This was the Premier League's official season launch, one of those occasions when the league is not afraid to showcase its heady mix of football celebrity and generous gifts to good causes. In case you had not heard it mentioned, the Premier League does a lot of work for charity. The new college pitch was paid for through its Football Foundation as part of £290m the league will give away this year.

It is a considerable sum, certainly more than any other European league donates, even if £160m will be in parachute payments to relegated sides. That is one of the great conflicts at the heart of the league. It is one of world sport's most popular competitions and yet the more the league points to the amount it gives away, the more everyone is reminded just how much money the whole competition generates, £1.9bn in this season alone.

For the children playing football in Docklands there was the pure excitement of being coached by Ledley King, refereed by Andre Marriner or having their picture taken with David Moyes. That is the simple, uncomplicated view of the day, but this being the Premier League, there is another narrative unwinding as we count down to tomorrow's start of the new season.

That is the all-consuming transfer stories of the summer: Wayne Rooney, Luis Suarez and Gareth Bale chief among them. While Andre Villas-Boas reluctantly agreed that his club may not resolve their dealings until the window closes on 2 September (and they have, relatively speaking, made more than most having signed France midfielder Etienne Capoue) Moyes was once again obliged to confirm that Manchester United are in the market for big names.

Arsène Wenger, whose signings with 17 days left comprise the free agent Yaya Sanogo and no money lavished on fees, could only promise that his club would be "active until the end".

Richard Scudamore, the Premier League chief executive, said that in an ideal world the window would shut before the season starts. "But we are caught by Uefa," he said, "each of the European leagues starts at a different time and has a different attitude."

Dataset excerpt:
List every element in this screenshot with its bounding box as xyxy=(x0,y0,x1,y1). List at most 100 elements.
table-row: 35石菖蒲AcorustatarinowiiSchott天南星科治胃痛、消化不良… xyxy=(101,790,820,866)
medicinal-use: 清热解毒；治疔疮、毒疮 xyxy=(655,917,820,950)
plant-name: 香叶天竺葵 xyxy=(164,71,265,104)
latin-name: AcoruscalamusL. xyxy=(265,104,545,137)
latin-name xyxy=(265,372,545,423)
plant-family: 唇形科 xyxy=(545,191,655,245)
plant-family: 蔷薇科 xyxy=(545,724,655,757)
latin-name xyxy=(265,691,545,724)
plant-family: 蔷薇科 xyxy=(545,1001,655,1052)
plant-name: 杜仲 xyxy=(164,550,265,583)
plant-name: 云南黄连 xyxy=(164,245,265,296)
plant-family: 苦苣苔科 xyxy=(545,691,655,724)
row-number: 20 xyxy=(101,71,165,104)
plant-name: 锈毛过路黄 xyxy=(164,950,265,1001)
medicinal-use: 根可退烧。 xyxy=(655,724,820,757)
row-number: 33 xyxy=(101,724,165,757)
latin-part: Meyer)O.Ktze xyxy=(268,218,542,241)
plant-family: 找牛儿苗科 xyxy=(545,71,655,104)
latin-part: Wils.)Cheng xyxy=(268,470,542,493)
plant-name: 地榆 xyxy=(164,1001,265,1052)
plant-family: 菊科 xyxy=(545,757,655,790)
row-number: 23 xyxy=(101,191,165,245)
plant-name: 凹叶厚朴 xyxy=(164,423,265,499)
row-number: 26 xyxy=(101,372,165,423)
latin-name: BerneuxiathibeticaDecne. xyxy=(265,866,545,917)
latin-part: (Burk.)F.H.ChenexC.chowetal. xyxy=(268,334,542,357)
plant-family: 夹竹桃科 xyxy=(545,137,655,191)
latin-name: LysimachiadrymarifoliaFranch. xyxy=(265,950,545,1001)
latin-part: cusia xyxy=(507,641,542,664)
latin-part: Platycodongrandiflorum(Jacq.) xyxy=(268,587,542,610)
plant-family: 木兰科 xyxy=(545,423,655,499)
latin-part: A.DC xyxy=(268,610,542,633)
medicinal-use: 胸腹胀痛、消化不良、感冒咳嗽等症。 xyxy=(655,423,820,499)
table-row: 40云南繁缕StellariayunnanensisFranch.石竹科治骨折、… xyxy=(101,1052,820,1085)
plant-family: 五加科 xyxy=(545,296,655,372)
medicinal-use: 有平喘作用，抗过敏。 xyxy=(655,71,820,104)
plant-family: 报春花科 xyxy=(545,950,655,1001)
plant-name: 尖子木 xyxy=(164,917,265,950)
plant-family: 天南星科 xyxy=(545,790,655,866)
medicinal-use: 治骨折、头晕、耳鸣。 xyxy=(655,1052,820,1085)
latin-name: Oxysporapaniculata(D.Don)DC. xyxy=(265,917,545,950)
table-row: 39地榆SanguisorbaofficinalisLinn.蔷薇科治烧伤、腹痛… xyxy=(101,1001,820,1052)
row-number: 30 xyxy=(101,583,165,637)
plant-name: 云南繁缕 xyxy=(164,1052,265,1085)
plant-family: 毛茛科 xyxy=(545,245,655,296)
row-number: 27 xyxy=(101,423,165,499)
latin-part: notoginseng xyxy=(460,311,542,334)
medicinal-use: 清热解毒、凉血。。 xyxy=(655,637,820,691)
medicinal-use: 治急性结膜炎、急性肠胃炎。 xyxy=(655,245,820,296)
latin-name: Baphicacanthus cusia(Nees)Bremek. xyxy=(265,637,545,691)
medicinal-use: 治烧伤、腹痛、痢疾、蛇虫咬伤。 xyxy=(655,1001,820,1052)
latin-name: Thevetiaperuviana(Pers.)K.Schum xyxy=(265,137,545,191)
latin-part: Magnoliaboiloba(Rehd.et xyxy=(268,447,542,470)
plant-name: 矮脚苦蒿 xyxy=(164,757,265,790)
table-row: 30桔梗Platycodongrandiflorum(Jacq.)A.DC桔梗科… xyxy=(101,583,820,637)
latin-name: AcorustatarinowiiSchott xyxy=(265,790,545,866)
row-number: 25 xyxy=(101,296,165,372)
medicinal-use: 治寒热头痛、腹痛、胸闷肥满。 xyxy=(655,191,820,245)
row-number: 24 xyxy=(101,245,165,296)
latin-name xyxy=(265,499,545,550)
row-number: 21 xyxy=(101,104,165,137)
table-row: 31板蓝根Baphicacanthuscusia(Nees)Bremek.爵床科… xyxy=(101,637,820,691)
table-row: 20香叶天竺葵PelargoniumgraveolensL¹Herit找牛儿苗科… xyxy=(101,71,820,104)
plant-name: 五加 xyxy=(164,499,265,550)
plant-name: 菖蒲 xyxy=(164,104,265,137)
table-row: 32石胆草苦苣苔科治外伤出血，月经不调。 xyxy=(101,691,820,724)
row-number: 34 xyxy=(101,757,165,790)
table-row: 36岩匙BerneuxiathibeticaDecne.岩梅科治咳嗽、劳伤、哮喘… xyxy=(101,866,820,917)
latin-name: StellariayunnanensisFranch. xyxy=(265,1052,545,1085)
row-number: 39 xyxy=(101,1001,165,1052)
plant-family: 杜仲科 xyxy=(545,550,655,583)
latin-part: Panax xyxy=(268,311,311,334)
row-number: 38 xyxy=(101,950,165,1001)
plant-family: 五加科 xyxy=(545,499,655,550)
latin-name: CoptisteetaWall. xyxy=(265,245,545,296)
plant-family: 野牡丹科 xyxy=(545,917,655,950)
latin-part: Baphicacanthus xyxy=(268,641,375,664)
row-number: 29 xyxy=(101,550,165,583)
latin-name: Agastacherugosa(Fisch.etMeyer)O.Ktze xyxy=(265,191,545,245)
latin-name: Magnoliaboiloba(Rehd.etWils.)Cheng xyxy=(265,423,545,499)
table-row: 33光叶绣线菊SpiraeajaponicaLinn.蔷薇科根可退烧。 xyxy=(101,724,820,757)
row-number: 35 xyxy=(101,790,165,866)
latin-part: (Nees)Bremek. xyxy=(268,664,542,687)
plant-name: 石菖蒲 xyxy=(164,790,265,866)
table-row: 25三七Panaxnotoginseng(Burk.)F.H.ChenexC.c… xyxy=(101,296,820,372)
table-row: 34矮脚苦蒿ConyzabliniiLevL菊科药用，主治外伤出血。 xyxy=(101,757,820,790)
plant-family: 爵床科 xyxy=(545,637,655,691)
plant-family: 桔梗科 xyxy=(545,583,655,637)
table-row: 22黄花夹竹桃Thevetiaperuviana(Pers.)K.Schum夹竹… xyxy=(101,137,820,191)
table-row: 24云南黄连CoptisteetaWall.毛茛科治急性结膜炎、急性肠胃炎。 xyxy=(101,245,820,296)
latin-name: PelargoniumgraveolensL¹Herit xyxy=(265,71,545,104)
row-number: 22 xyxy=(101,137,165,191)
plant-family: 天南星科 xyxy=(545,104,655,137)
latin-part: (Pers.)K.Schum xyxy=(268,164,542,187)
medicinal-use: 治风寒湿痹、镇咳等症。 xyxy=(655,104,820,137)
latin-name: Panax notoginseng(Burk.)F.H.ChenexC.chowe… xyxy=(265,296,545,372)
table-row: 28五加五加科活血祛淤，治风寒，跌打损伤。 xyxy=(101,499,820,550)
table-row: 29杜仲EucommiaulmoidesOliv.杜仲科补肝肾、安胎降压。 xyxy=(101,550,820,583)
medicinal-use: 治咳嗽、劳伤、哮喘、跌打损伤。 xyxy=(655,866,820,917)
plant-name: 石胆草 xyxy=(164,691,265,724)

• **Exercises**
**1)** Please update the stretch of the records from their start through the line that contains "medicinal-use: 治骨折、头晕、耳鸣。 xyxy=(655,1052,820,1085)", changing "plant-name" to "species-name" and keeping everything else the same.
**2)** Continue the article about the Premier League season launch from where it stops.
The passage and the records have nothing to do with each other.

• **The responses**
**1)**
List every element in this screenshot with its bounding box as xyxy=(x0,y0,x1,y1). List at most 100 elements.
table-row: 35石菖蒲AcorustatarinowiiSchott天南星科治胃痛、消化不良… xyxy=(101,790,820,866)
medicinal-use: 清热解毒；治疔疮、毒疮 xyxy=(655,917,820,950)
species-name: 香叶天竺葵 xyxy=(164,71,265,104)
latin-name: AcoruscalamusL. xyxy=(265,104,545,137)
latin-name xyxy=(265,372,545,423)
plant-family: 唇形科 xyxy=(545,191,655,245)
plant-family: 蔷薇科 xyxy=(545,724,655,757)
latin-name xyxy=(265,691,545,724)
plant-family: 蔷薇科 xyxy=(545,1001,655,1052)
species-name: 杜仲 xyxy=(164,550,265,583)
species-name: 云南黄连 xyxy=(164,245,265,296)
plant-family: 苦苣苔科 xyxy=(545,691,655,724)
row-number: 20 xyxy=(101,71,165,104)
species-name: 锈毛过路黄 xyxy=(164,950,265,1001)
medicinal-use: 根可退烧。 xyxy=(655,724,820,757)
row-number: 33 xyxy=(101,724,165,757)
latin-part: Meyer)O.Ktze xyxy=(268,218,542,241)
plant-family: 找牛儿苗科 xyxy=(545,71,655,104)
latin-part: Wils.)Cheng xyxy=(268,470,542,493)
species-name: 地榆 xyxy=(164,1001,265,1052)
plant-family: 菊科 xyxy=(545,757,655,790)
row-number: 23 xyxy=(101,191,165,245)
species-name: 凹叶厚朴 xyxy=(164,423,265,499)
row-number: 26 xyxy=(101,372,165,423)
latin-name: BerneuxiathibeticaDecne. xyxy=(265,866,545,917)
latin-part: (Burk.)F.H.ChenexC.chowetal. xyxy=(268,334,542,357)
plant-family: 夹竹桃科 xyxy=(545,137,655,191)
latin-name: LysimachiadrymarifoliaFranch. xyxy=(265,950,545,1001)
latin-part: cusia xyxy=(507,641,542,664)
latin-part: Platycodongrandiflorum(Jacq.) xyxy=(268,587,542,610)
plant-family: 木兰科 xyxy=(545,423,655,499)
latin-part: A.DC xyxy=(268,610,542,633)
medicinal-use: 胸腹胀痛、消化不良、感冒咳嗽等症。 xyxy=(655,423,820,499)
table-row: 40云南繁缕StellariayunnanensisFranch.石竹科治骨折、… xyxy=(101,1052,820,1085)
plant-family: 五加科 xyxy=(545,296,655,372)
medicinal-use: 有平喘作用，抗过敏。 xyxy=(655,71,820,104)
plant-family: 报春花科 xyxy=(545,950,655,1001)
species-name: 尖子木 xyxy=(164,917,265,950)
plant-family: 天南星科 xyxy=(545,790,655,866)
medicinal-use: 治骨折、头晕、耳鸣。 xyxy=(655,1052,820,1085)

**2)**
One day to go until the start of the 2013-14 season and it is striking how much is unresolved. That is part of the Premier League's attraction, no doubt. It can build a new 3G pitch at an inner-city London school and sprinkle a little stardust at the opening; it can cart the roadshow around Asia in pre-season; but no one can tell you with complete certainty whether Bale will still be at Spurs come 3 September.

As for Villas-Boas, his demeanour when the subject of Bale was raised did not suggest that here was a manager who had any certainty that he would have the league's stand-out talent in his team beyond this transfer window. In the keenly pragmatic world in which this serious young manager operates, he conceded that, in his words, "speculation is going to arrive" around the very best players.

"It has been happening with Liverpool, it has been happening with Rooney at Manchester United for a different reason," he said. "We can understand and we can speak to the players regarding their ambitions. We can explain to them that at certain stages players are under contract and have the responsibility towards their clubs and we as a club, or the person who controls the club, has to defend their own interest."

One cannot blame Scudamore for feeling embattled and he does not see a weakness in the league potentially losing Bale. "We are going to have 20 of the world's wealthiest top-35 clubs in terms of income," he said. "You are not going to see a huge talent drain. We've always seen the odd player leave. David Beckham left us and it didn't stop us. Cristiano Ronaldo left us and it didn't stop us. I don't worry about individual players leaving.

"A player rebellion to me is when a whole squad says, 'We aren't playing this afternoon'. If you are talking about a player agitating for a move, that's happened forever. The only difference is it's back page every day, every nuance. It's not a rebellion. If you go back to Pierre van Hooijdonk, he sat in the dressing room and sulked at Nottingham Forest [in 1998]."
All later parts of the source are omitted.